-------- Entries --------
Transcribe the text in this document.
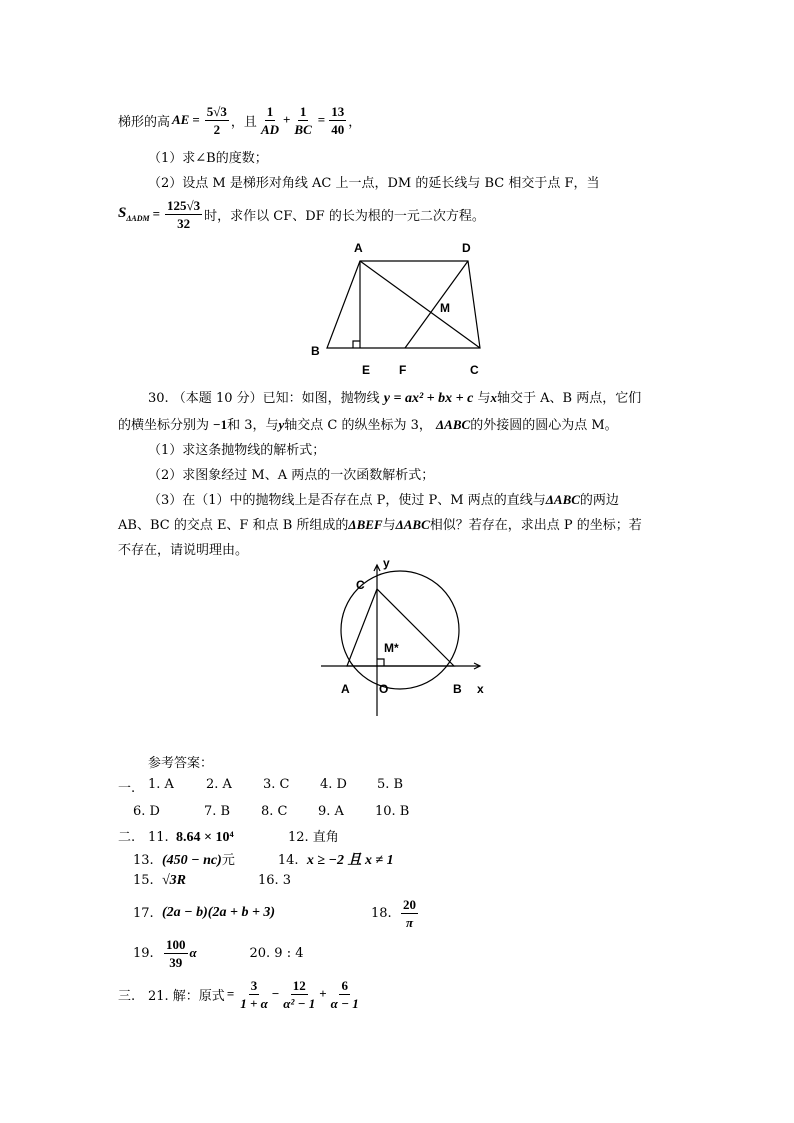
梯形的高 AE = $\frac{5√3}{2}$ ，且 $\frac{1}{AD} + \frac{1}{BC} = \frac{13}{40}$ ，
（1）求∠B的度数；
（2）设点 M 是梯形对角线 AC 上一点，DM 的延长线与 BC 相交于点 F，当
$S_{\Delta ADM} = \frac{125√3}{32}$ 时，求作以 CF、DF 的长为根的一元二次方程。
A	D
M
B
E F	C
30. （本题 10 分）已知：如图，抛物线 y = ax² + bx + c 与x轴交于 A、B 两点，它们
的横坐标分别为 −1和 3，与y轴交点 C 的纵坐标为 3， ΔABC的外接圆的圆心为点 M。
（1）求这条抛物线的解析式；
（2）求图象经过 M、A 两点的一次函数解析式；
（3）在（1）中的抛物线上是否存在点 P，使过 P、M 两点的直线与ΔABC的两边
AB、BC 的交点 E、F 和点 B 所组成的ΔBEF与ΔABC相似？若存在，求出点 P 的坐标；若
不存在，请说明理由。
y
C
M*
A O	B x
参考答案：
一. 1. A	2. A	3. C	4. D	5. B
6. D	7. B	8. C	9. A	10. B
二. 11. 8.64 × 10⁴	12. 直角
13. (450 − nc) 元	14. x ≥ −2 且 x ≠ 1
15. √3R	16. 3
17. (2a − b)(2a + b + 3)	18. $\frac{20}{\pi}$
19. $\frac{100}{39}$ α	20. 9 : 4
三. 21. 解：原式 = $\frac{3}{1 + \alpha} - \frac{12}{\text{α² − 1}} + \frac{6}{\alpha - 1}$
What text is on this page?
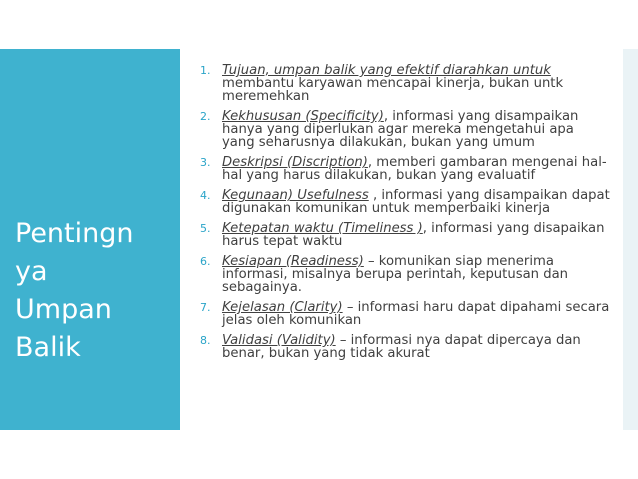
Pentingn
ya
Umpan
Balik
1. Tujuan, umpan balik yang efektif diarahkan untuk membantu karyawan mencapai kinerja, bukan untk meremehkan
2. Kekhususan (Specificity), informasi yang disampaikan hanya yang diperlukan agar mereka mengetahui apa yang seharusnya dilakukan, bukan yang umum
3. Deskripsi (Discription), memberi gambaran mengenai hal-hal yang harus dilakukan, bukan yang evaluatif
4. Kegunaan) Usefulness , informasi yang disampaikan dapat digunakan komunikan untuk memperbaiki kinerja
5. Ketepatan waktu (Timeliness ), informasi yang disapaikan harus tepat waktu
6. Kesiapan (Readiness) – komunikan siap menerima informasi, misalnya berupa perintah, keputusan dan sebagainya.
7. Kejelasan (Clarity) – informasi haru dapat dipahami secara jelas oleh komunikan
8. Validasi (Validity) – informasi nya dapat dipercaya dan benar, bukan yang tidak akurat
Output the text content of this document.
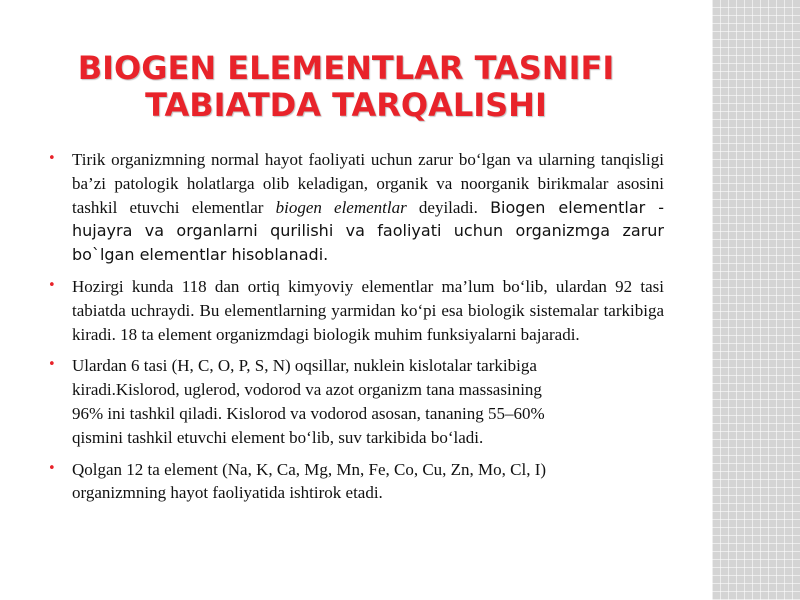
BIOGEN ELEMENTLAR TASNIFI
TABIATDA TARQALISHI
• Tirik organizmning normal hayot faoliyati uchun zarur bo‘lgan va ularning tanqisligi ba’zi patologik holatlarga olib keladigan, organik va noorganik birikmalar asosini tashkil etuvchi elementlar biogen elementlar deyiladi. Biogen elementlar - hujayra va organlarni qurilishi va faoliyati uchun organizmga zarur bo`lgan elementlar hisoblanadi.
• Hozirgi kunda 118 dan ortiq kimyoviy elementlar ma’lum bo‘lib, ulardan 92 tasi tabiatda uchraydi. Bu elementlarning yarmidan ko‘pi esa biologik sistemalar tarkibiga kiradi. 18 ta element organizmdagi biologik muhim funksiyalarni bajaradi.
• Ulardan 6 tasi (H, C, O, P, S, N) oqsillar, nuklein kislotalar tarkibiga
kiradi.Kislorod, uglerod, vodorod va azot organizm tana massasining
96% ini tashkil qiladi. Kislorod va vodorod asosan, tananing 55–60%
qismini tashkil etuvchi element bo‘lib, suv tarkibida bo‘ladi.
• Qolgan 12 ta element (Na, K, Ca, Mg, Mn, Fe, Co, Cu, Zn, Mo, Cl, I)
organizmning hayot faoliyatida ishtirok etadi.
--------
• Stated problem: Reproduce each entry precisely. Leave the pictures out.

• Result:
Transcribe the text in this document.
梯形的高 AE = $\frac{5√3}{2}$ ，且 $\frac{1}{AD} + \frac{1}{BC} = \frac{13}{40}$ ，
（1）求∠B的度数；
（2）设点 M 是梯形对角线 AC 上一点，DM 的延长线与 BC 相交于点 F，当
$S_{\Delta ADM} = \frac{125√3}{32}$ 时，求作以 CF、DF 的长为根的一元二次方程。
A	D
M
B
E F	C
30. （本题 10 分）已知：如图，抛物线 y = ax² + bx + c 与x轴交于 A、B 两点，它们
的横坐标分别为 −1和 3，与y轴交点 C 的纵坐标为 3， ΔABC的外接圆的圆心为点 M。
（1）求这条抛物线的解析式；
（2）求图象经过 M、A 两点的一次函数解析式；
（3）在（1）中的抛物线上是否存在点 P，使过 P、M 两点的直线与ΔABC的两边
AB、BC 的交点 E、F 和点 B 所组成的ΔBEF与ΔABC相似？若存在，求出点 P 的坐标；若
不存在，请说明理由。
y
C
M*
A O	B x
参考答案：
一. 1. A	2. A	3. C	4. D	5. B
6. D	7. B	8. C	9. A	10. B
二. 11. 8.64 × 10⁴	12. 直角
13. (450 − nc) 元	14. x ≥ −2 且 x ≠ 1
15. √3R	16. 3
17. (2a − b)(2a + b + 3)	18. $\frac{20}{\pi}$
19. $\frac{100}{39}$ α	20. 9 : 4
三. 21. 解：原式 = $\frac{3}{1 + \alpha} - \frac{12}{\text{α² − 1}} + \frac{6}{\alpha - 1}$
What text is on this page?
Pentingn
ya
Umpan
Balik
1. Tujuan, umpan balik yang efektif diarahkan untuk membantu karyawan mencapai kinerja, bukan untk meremehkan
2. Kekhususan (Specificity), informasi yang disampaikan hanya yang diperlukan agar mereka mengetahui apa yang seharusnya dilakukan, bukan yang umum
3. Deskripsi (Discription), memberi gambaran mengenai hal-hal yang harus dilakukan, bukan yang evaluatif
4. Kegunaan) Usefulness , informasi yang disampaikan dapat digunakan komunikan untuk memperbaiki kinerja
5. Ketepatan waktu (Timeliness ), informasi yang disapaikan harus tepat waktu
6. Kesiapan (Readiness) – komunikan siap menerima informasi, misalnya berupa perintah, keputusan dan sebagainya.
7. Kejelasan (Clarity) – informasi haru dapat dipahami secara jelas oleh komunikan
8. Validasi (Validity) – informasi nya dapat dipercaya dan benar, bukan yang tidak akurat
Output the text content of this document.
BIOGEN ELEMENTLAR TASNIFI
TABIATDA TARQALISHI
• Tirik organizmning normal hayot faoliyati uchun zarur bo‘lgan va ularning tanqisligi ba’zi patologik holatlarga olib keladigan, organik va noorganik birikmalar asosini tashkil etuvchi elementlar biogen elementlar deyiladi. Biogen elementlar - hujayra va organlarni qurilishi va faoliyati uchun organizmga zarur bo`lgan elementlar hisoblanadi.
• Hozirgi kunda 118 dan ortiq kimyoviy elementlar ma’lum bo‘lib, ulardan 92 tasi tabiatda uchraydi. Bu elementlarning yarmidan ko‘pi esa biologik sistemalar tarkibiga kiradi. 18 ta element organizmdagi biologik muhim funksiyalarni bajaradi.
• Ulardan 6 tasi (H, C, O, P, S, N) oqsillar, nuklein kislotalar tarkibiga
kiradi.Kislorod, uglerod, vodorod va azot organizm tana massasining
96% ini tashkil qiladi. Kislorod va vodorod asosan, tananing 55–60%
qismini tashkil etuvchi element bo‘lib, suv tarkibida bo‘ladi.
• Qolgan 12 ta element (Na, K, Ca, Mg, Mn, Fe, Co, Cu, Zn, Mo, Cl, I)
organizmning hayot faoliyatida ishtirok etadi.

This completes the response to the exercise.